=== GIVEN TASK ===
Look for the word "bois" in each line and report the count of matching lines, with nothing added.

****************************************

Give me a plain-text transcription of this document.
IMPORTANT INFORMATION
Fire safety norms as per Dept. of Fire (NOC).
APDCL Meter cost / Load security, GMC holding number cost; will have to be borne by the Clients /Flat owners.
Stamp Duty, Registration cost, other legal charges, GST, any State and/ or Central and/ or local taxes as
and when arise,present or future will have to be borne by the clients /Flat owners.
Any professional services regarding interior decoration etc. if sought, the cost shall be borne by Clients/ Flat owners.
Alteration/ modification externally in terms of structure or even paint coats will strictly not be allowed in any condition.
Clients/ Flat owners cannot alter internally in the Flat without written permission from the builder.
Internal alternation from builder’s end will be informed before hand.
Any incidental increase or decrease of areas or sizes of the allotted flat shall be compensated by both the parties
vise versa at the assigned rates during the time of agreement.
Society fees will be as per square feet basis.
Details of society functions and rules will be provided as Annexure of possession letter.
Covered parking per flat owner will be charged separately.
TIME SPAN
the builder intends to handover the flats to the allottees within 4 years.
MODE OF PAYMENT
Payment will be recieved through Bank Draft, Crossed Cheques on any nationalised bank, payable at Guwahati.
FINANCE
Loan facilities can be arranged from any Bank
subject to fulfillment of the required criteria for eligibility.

****************************************

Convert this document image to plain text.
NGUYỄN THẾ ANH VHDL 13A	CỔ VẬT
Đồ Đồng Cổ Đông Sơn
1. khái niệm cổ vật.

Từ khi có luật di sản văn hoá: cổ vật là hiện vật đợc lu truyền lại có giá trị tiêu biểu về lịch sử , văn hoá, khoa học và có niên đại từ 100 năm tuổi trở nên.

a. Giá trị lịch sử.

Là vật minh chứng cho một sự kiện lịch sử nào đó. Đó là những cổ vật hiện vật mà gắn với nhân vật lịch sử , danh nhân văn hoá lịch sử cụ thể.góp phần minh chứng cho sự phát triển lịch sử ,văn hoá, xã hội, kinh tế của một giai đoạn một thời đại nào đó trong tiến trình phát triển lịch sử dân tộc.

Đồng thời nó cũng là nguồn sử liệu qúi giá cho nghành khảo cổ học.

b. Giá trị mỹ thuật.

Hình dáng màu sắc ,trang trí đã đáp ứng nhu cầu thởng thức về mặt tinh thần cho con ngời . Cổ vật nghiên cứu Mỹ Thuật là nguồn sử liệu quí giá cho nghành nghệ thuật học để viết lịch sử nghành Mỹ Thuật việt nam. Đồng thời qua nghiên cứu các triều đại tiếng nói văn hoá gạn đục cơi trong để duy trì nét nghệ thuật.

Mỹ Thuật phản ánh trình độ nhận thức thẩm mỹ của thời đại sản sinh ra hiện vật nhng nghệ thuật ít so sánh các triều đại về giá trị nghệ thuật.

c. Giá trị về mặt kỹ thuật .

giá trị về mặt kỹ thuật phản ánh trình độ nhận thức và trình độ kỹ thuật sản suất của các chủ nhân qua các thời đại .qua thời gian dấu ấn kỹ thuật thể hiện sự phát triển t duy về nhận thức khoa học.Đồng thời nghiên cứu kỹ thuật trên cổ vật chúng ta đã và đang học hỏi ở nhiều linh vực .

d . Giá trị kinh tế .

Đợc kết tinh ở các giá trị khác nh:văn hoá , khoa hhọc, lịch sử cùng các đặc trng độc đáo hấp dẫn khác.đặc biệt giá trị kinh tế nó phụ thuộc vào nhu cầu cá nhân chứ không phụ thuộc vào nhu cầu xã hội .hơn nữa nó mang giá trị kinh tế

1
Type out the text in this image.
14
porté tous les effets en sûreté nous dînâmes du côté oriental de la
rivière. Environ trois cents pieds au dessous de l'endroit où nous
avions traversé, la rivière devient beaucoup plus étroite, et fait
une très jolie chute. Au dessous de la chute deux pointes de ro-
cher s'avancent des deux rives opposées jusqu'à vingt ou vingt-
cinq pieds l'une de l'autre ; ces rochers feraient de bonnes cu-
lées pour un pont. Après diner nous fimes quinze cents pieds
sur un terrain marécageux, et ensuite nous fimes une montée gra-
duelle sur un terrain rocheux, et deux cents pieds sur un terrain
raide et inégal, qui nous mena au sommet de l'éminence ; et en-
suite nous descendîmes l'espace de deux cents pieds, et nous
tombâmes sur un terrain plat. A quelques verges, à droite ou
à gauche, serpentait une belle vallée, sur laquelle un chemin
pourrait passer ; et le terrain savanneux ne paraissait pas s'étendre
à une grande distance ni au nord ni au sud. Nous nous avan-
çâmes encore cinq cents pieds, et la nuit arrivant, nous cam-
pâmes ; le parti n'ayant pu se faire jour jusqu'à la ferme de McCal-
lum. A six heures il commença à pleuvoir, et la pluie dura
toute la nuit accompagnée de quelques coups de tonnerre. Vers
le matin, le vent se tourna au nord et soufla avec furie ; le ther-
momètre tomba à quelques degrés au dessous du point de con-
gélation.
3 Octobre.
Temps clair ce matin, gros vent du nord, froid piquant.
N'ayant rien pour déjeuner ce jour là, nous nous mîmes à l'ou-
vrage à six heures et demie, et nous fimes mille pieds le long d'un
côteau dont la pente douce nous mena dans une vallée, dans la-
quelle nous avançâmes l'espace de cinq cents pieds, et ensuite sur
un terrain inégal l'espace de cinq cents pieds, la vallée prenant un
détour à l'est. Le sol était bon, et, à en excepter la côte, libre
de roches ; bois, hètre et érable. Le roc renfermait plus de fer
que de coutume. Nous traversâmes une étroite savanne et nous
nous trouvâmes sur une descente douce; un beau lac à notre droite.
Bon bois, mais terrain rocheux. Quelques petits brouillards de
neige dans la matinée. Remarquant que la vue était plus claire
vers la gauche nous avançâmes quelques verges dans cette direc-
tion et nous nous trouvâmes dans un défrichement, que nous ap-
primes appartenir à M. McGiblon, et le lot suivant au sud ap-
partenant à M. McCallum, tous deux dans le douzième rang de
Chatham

****************************************

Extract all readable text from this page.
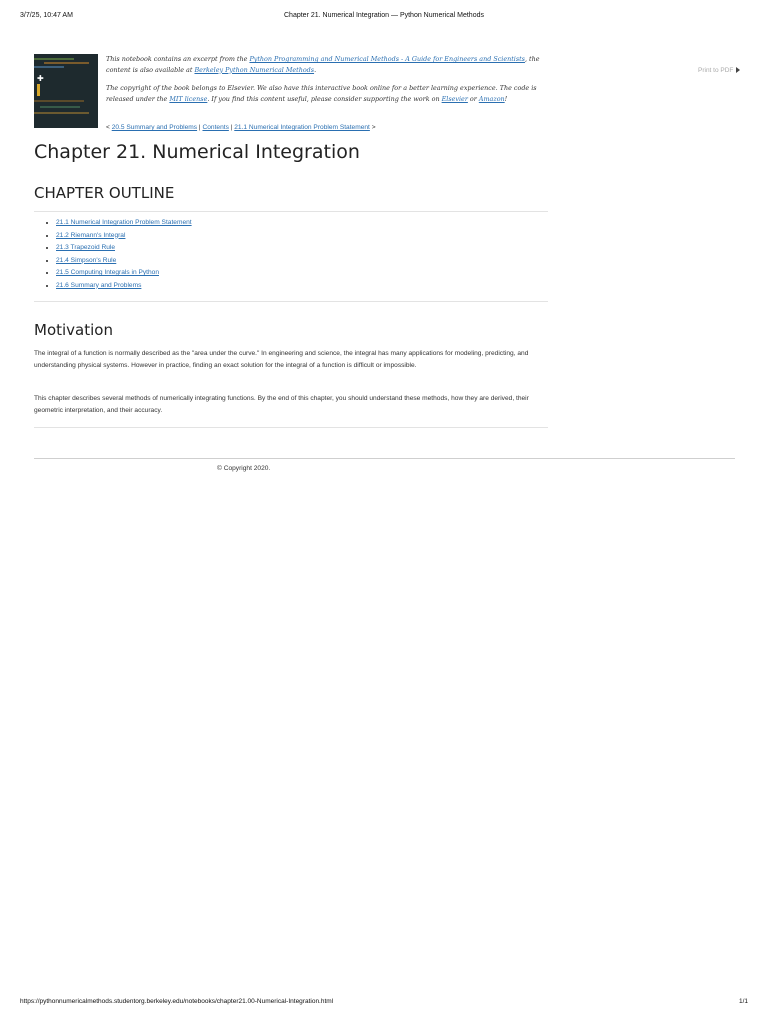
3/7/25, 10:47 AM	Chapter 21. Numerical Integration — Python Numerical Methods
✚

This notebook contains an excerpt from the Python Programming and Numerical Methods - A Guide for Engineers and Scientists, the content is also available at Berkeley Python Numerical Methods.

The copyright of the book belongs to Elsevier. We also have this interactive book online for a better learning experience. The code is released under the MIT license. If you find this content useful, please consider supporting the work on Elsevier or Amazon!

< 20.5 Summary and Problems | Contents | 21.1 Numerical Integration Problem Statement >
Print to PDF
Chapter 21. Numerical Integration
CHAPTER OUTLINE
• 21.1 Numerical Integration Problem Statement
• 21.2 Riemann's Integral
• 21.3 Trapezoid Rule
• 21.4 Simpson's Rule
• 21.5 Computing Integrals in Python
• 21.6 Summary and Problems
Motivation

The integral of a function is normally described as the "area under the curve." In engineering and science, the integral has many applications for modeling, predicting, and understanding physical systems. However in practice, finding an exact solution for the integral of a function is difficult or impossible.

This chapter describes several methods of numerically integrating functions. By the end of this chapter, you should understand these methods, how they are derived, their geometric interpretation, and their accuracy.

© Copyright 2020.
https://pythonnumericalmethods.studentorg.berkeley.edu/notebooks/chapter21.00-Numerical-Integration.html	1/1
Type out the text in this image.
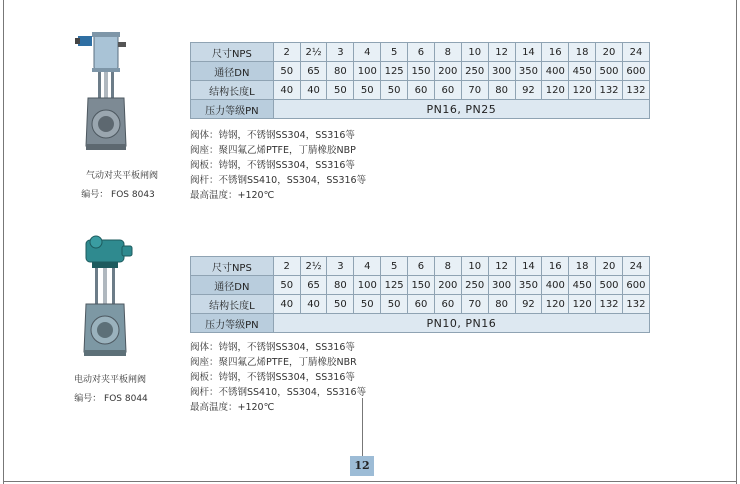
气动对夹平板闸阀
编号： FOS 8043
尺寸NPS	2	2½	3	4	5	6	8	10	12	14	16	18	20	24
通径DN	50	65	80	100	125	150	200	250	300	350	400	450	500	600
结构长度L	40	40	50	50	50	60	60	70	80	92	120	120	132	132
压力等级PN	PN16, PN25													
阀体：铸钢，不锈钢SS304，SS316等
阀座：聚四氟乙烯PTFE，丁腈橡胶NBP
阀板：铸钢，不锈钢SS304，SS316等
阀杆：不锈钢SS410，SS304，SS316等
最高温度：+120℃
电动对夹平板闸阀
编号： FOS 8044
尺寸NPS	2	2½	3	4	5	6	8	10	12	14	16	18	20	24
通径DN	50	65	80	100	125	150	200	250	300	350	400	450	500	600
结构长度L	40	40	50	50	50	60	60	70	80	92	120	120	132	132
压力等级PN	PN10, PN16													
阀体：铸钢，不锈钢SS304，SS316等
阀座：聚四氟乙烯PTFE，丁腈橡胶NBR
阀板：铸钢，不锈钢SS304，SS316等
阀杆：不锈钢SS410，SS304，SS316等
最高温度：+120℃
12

****************************************

=== FINAL ANSWER ===
2